**PROBLEM REQUIREMENTS:** Pull out every line below holding the word "Объясню".

>> Start

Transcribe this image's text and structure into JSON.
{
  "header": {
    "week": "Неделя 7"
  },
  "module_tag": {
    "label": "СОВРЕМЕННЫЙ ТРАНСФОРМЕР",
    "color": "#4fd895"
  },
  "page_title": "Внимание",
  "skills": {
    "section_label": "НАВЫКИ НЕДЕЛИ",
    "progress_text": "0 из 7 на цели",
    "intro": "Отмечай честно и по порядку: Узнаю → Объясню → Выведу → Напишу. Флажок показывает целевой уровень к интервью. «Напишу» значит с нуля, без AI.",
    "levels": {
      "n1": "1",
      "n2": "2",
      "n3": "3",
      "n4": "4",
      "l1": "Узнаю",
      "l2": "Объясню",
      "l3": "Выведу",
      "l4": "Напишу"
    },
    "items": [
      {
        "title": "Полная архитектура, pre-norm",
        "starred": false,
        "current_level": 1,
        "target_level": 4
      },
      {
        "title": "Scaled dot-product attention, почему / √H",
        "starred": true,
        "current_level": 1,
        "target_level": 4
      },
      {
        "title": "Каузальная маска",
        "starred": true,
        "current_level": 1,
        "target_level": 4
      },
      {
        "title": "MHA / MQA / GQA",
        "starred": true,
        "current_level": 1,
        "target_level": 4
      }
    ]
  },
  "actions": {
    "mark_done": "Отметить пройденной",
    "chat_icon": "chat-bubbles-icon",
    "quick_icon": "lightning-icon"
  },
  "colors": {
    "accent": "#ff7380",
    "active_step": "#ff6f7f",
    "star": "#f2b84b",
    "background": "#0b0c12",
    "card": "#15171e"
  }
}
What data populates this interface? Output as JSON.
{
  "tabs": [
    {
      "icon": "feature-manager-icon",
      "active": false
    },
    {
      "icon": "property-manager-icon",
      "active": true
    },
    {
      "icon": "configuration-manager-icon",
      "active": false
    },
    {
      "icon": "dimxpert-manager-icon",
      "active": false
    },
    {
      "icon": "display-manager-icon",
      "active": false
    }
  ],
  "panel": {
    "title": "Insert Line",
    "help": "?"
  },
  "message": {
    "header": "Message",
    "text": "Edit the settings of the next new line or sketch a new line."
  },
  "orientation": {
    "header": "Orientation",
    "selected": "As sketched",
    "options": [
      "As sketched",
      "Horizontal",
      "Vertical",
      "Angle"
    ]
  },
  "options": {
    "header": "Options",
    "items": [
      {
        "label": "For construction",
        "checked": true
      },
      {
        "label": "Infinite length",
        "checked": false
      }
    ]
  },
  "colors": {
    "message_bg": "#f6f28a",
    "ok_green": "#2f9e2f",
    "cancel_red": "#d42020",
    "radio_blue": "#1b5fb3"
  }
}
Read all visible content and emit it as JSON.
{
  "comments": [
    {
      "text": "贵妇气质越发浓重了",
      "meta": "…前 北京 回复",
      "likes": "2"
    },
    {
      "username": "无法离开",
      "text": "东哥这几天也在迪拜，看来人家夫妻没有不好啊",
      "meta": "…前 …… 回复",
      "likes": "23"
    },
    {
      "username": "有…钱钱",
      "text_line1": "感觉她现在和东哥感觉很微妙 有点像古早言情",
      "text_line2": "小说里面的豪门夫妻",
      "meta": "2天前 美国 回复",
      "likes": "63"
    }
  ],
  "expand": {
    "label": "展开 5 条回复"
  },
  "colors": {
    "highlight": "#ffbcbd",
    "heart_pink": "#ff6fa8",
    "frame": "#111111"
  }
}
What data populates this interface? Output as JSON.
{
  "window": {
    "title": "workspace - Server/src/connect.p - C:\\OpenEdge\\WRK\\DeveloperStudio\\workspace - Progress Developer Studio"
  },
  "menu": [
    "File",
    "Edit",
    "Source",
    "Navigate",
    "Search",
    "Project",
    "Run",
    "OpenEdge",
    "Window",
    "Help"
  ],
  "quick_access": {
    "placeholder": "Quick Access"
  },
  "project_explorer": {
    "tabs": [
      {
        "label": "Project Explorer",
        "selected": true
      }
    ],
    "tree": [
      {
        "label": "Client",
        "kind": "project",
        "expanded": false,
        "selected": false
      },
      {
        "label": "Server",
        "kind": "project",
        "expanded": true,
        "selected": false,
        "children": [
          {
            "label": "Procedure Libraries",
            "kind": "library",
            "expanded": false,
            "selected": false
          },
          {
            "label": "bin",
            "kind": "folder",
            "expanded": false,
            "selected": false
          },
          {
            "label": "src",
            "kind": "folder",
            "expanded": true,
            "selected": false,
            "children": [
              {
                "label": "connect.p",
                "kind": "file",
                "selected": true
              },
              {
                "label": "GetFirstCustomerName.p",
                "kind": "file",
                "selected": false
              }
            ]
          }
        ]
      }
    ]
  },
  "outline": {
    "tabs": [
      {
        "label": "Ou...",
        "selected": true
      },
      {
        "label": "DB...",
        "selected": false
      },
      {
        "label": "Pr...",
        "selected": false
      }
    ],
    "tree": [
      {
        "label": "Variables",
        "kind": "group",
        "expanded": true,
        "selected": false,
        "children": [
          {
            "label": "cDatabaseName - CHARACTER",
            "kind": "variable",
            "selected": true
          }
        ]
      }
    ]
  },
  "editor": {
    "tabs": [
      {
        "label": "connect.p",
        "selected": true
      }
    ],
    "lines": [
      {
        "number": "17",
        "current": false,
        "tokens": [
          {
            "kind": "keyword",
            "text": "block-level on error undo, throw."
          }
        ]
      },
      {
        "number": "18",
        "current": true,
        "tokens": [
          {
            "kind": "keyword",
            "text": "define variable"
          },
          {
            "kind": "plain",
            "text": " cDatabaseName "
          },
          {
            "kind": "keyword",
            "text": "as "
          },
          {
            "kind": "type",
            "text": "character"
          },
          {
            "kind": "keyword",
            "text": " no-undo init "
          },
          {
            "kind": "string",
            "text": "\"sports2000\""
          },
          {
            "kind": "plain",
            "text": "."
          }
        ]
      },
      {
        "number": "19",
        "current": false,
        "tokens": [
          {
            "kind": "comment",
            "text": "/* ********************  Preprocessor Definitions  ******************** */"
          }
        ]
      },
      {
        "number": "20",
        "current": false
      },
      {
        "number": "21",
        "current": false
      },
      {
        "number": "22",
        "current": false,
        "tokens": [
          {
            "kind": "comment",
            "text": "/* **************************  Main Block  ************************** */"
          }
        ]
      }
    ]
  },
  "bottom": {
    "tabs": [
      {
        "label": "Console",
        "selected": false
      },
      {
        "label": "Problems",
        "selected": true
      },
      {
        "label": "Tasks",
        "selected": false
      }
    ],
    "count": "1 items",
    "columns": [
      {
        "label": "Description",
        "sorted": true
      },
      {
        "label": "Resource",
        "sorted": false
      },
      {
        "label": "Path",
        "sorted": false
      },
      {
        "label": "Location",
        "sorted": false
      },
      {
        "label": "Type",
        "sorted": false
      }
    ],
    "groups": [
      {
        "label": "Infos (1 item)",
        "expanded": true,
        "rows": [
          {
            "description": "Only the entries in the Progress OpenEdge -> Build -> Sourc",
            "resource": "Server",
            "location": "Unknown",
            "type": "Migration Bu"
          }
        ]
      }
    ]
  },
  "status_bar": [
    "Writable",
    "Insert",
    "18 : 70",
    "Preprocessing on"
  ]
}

>> End

**RESPONSE TO THE EXERCISE:**
    "intro": "Отмечай честно и по порядку: Узнаю → Объясню → Выведу → Напишу. Флажок показывает целевой уровень к интервью. «Напишу» значит с нуля, без AI.",
      "l2": "Объясню",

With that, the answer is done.